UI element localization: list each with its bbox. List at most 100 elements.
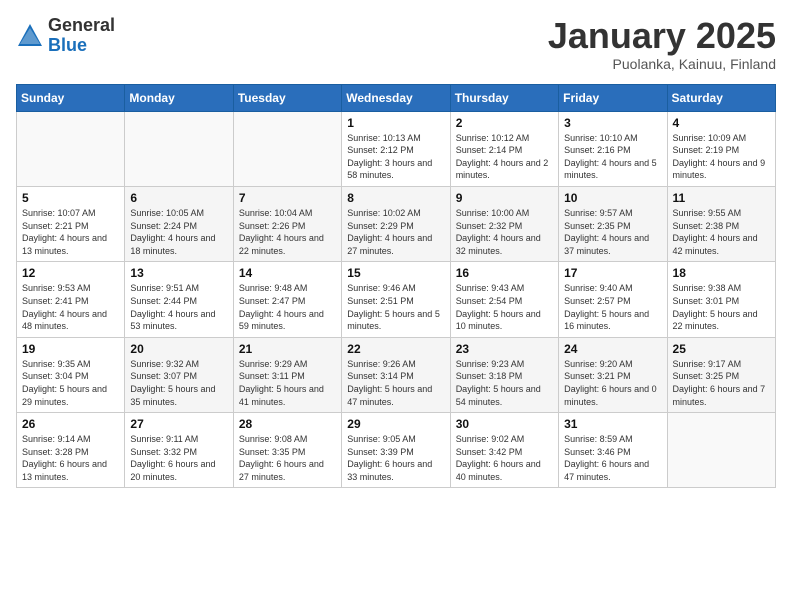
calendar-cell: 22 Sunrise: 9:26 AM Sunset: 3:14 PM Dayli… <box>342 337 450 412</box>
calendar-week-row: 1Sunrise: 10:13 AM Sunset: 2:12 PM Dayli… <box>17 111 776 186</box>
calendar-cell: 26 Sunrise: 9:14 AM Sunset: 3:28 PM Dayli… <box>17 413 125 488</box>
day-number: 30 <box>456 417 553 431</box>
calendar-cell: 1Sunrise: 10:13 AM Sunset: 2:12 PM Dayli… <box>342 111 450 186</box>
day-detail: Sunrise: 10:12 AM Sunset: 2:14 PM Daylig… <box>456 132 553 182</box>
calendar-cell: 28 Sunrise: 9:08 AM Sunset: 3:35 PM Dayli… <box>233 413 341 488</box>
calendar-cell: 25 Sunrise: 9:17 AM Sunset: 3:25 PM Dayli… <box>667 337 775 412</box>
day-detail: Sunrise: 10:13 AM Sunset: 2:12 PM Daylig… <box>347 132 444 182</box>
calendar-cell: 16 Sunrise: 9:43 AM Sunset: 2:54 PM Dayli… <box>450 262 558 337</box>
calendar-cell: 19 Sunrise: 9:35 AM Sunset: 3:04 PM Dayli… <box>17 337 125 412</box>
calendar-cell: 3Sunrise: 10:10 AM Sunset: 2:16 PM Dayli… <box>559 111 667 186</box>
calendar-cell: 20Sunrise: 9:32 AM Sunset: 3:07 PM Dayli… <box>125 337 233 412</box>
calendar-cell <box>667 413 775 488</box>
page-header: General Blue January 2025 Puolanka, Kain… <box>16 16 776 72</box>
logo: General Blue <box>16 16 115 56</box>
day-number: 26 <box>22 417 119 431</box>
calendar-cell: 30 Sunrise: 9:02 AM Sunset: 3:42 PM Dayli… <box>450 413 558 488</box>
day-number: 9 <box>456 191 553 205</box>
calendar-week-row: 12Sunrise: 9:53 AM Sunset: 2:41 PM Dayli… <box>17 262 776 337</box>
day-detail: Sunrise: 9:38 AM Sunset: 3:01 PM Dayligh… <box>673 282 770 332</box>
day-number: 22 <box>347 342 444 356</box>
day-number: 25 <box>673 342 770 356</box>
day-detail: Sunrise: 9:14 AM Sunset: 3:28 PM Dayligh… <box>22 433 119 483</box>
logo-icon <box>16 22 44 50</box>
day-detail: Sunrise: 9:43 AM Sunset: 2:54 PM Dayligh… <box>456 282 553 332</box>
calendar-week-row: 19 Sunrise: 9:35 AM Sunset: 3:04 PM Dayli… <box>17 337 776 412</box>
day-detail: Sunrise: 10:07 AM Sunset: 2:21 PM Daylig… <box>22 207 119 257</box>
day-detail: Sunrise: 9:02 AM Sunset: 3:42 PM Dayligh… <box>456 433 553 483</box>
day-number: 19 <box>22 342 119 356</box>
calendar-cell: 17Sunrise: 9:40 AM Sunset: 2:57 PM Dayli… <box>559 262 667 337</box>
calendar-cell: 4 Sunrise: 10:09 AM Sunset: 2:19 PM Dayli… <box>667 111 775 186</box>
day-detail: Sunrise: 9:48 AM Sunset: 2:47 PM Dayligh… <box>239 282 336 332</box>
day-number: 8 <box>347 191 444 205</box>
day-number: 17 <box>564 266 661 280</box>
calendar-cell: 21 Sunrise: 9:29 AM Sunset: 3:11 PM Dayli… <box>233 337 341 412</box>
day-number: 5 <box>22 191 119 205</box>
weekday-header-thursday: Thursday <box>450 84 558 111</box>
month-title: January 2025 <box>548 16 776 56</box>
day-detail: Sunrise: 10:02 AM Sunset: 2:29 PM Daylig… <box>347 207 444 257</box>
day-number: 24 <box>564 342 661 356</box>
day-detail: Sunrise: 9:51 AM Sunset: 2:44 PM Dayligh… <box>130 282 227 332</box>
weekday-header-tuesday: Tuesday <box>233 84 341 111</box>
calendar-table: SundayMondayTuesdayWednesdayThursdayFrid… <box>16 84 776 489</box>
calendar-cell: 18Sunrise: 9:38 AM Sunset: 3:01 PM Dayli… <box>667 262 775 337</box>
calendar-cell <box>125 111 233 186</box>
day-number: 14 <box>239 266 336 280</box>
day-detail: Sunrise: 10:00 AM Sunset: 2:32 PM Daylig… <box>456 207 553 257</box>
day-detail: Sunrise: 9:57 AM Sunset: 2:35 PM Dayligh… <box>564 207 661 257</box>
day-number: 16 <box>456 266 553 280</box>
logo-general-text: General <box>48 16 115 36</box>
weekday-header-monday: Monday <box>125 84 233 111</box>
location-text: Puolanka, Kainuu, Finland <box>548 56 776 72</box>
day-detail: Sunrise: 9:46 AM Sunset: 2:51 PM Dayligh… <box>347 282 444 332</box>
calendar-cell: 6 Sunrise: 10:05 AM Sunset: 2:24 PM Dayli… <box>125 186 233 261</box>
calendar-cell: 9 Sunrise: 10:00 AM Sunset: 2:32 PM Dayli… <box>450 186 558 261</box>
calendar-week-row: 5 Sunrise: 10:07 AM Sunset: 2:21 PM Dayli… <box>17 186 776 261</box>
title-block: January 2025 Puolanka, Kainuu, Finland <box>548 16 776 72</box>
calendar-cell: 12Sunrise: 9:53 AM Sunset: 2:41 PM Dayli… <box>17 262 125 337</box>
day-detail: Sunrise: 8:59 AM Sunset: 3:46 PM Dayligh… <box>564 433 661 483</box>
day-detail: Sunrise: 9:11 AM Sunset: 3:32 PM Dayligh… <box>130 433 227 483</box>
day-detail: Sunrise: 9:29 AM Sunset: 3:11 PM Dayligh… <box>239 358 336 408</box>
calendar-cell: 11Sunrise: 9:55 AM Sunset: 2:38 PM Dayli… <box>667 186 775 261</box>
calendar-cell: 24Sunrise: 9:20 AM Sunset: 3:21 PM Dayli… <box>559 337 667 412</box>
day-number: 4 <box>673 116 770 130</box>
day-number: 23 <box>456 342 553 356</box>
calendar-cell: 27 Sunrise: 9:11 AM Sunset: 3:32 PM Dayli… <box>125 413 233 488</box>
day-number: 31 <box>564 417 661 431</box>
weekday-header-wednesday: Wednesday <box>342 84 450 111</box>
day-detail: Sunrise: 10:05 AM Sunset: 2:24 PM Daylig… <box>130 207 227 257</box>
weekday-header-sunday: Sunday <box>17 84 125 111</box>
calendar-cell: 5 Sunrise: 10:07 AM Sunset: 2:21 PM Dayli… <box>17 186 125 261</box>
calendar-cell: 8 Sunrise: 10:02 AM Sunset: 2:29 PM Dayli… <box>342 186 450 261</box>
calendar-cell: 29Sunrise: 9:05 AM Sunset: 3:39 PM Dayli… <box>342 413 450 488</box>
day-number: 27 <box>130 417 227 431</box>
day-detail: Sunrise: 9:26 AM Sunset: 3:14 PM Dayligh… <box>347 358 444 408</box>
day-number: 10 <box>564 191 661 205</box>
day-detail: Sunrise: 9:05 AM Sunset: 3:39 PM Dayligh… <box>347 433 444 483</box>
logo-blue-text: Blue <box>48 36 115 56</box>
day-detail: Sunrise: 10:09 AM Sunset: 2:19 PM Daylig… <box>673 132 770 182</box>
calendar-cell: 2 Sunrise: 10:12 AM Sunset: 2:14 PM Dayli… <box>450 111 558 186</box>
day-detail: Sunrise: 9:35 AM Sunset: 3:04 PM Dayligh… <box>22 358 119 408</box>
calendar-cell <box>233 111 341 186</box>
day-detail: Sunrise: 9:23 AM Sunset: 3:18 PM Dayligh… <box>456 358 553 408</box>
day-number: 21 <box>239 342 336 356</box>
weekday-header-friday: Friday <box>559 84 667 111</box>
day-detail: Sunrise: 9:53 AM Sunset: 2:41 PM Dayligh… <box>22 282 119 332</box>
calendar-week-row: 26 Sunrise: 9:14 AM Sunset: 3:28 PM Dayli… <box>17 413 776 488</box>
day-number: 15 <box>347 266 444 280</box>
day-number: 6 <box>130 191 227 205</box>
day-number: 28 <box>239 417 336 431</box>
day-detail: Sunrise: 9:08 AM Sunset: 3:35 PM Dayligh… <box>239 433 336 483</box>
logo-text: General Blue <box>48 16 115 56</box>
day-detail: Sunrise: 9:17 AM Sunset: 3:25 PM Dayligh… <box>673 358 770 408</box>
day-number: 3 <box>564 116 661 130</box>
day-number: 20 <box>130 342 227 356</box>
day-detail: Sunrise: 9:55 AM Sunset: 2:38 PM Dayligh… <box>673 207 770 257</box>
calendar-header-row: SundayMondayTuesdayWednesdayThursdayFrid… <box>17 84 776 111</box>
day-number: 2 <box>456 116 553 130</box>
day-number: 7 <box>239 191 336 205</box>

########

▶ Set problem
Tally the lines of the data above that contain the string "logo", treating uppercase and lowercase as distinct, and give only the resulting number.

▶ Written solution
5